SET EXERCISE. Below is the data. Give it again, complete and exact.

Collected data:
- - - - -
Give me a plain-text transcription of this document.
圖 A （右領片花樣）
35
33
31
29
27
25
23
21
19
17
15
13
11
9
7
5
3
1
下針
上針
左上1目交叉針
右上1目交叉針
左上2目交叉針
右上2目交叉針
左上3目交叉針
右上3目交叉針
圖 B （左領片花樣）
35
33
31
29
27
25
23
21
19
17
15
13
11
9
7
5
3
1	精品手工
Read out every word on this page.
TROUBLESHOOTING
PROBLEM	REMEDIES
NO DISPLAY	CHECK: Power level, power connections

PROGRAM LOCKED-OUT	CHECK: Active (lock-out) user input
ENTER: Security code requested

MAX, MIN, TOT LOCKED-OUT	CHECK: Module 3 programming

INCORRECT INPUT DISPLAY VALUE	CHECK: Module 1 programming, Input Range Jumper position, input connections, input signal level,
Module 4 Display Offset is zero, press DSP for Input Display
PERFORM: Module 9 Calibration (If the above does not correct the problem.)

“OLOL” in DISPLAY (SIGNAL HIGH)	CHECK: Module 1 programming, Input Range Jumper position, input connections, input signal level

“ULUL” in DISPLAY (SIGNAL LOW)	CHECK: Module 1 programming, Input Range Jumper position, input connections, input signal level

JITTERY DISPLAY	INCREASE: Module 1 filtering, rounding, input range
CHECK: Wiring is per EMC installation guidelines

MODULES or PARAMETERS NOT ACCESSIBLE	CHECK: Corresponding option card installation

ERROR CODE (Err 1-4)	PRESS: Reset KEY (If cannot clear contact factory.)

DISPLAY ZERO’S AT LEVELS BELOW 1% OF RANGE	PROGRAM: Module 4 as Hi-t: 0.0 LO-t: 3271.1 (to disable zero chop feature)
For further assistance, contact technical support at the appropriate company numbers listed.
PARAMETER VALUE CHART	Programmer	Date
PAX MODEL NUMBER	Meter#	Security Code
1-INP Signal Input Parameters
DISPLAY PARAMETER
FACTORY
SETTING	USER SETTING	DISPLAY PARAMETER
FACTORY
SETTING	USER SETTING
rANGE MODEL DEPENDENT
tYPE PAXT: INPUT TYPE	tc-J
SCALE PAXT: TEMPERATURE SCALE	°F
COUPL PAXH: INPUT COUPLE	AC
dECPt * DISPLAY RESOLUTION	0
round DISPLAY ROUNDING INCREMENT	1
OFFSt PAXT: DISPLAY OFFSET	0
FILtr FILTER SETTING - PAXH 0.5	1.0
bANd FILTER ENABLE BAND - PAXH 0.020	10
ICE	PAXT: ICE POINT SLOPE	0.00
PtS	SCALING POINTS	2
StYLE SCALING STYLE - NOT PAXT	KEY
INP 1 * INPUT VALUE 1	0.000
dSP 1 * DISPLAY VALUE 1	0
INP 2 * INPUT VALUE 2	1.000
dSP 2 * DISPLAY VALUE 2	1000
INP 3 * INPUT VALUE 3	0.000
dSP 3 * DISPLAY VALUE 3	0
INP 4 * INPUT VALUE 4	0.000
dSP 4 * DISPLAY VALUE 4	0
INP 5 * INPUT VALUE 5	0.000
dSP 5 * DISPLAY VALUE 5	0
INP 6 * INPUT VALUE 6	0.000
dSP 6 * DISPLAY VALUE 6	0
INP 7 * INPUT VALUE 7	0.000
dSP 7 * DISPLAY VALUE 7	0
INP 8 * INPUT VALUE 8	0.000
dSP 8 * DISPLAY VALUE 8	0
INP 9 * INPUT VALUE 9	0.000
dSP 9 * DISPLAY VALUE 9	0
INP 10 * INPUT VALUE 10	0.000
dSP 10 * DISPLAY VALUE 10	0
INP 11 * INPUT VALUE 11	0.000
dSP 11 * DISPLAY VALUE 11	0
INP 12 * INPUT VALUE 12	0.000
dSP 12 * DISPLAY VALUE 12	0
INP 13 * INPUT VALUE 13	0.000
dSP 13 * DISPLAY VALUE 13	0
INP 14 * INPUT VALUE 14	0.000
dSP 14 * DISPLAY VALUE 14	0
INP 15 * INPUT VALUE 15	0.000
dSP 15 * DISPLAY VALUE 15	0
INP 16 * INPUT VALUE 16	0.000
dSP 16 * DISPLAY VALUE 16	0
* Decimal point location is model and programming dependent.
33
- - - - -
FULL ANSWER.
Give me a plain-text transcription of this document.
圖 A （右領片花樣）
35
33
31
29
27
25
23
21
19
17
15
13
11
9
7
5
3
1
下針
上針
左上1目交叉針
右上1目交叉針
左上2目交叉針
右上2目交叉針
左上3目交叉針
右上3目交叉針
圖 B （左領片花樣）
35
33
31
29
27
25
23
21
19
17
15
13
11
9
7
5
3
1	精品手工
Read out every word on this page.
TROUBLESHOOTING
PROBLEM	REMEDIES
NO DISPLAY	CHECK: Power level, power connections

PROGRAM LOCKED-OUT	CHECK: Active (lock-out) user input
ENTER: Security code requested

MAX, MIN, TOT LOCKED-OUT	CHECK: Module 3 programming

INCORRECT INPUT DISPLAY VALUE	CHECK: Module 1 programming, Input Range Jumper position, input connections, input signal level,
Module 4 Display Offset is zero, press DSP for Input Display
PERFORM: Module 9 Calibration (If the above does not correct the problem.)

“OLOL” in DISPLAY (SIGNAL HIGH)	CHECK: Module 1 programming, Input Range Jumper position, input connections, input signal level

“ULUL” in DISPLAY (SIGNAL LOW)	CHECK: Module 1 programming, Input Range Jumper position, input connections, input signal level

JITTERY DISPLAY	INCREASE: Module 1 filtering, rounding, input range
CHECK: Wiring is per EMC installation guidelines

MODULES or PARAMETERS NOT ACCESSIBLE	CHECK: Corresponding option card installation

ERROR CODE (Err 1-4)	PRESS: Reset KEY (If cannot clear contact factory.)

DISPLAY ZERO’S AT LEVELS BELOW 1% OF RANGE	PROGRAM: Module 4 as Hi-t: 0.0 LO-t: 3271.1 (to disable zero chop feature)
For further assistance, contact technical support at the appropriate company numbers listed.
PARAMETER VALUE CHART	Programmer	Date
PAX MODEL NUMBER	Meter#	Security Code
1-INP Signal Input Parameters
DISPLAY PARAMETER
FACTORY
SETTING	USER SETTING	DISPLAY PARAMETER
FACTORY
SETTING	USER SETTING
rANGE MODEL DEPENDENT
tYPE PAXT: INPUT TYPE	tc-J
SCALE PAXT: TEMPERATURE SCALE	°F
COUPL PAXH: INPUT COUPLE	AC
dECPt * DISPLAY RESOLUTION	0
round DISPLAY ROUNDING INCREMENT	1
OFFSt PAXT: DISPLAY OFFSET	0
FILtr FILTER SETTING - PAXH 0.5	1.0
bANd FILTER ENABLE BAND - PAXH 0.020	10
ICE	PAXT: ICE POINT SLOPE	0.00
PtS	SCALING POINTS	2
StYLE SCALING STYLE - NOT PAXT	KEY
INP 1 * INPUT VALUE 1	0.000
dSP 1 * DISPLAY VALUE 1	0
INP 2 * INPUT VALUE 2	1.000
dSP 2 * DISPLAY VALUE 2	1000
INP 3 * INPUT VALUE 3	0.000
dSP 3 * DISPLAY VALUE 3	0
INP 4 * INPUT VALUE 4	0.000
dSP 4 * DISPLAY VALUE 4	0
INP 5 * INPUT VALUE 5	0.000
dSP 5 * DISPLAY VALUE 5	0
INP 6 * INPUT VALUE 6	0.000
dSP 6 * DISPLAY VALUE 6	0
INP 7 * INPUT VALUE 7	0.000
dSP 7 * DISPLAY VALUE 7	0
INP 8 * INPUT VALUE 8	0.000
dSP 8 * DISPLAY VALUE 8	0
INP 9 * INPUT VALUE 9	0.000
dSP 9 * DISPLAY VALUE 9	0
INP 10 * INPUT VALUE 10	0.000
dSP 10 * DISPLAY VALUE 10	0
INP 11 * INPUT VALUE 11	0.000
dSP 11 * DISPLAY VALUE 11	0
INP 12 * INPUT VALUE 12	0.000
dSP 12 * DISPLAY VALUE 12	0
INP 13 * INPUT VALUE 13	0.000
dSP 13 * DISPLAY VALUE 13	0
INP 14 * INPUT VALUE 14	0.000
dSP 14 * DISPLAY VALUE 14	0
INP 15 * INPUT VALUE 15	0.000
dSP 15 * DISPLAY VALUE 15	0
INP 16 * INPUT VALUE 16	0.000
dSP 16 * DISPLAY VALUE 16	0
* Decimal point location is model and programming dependent.
33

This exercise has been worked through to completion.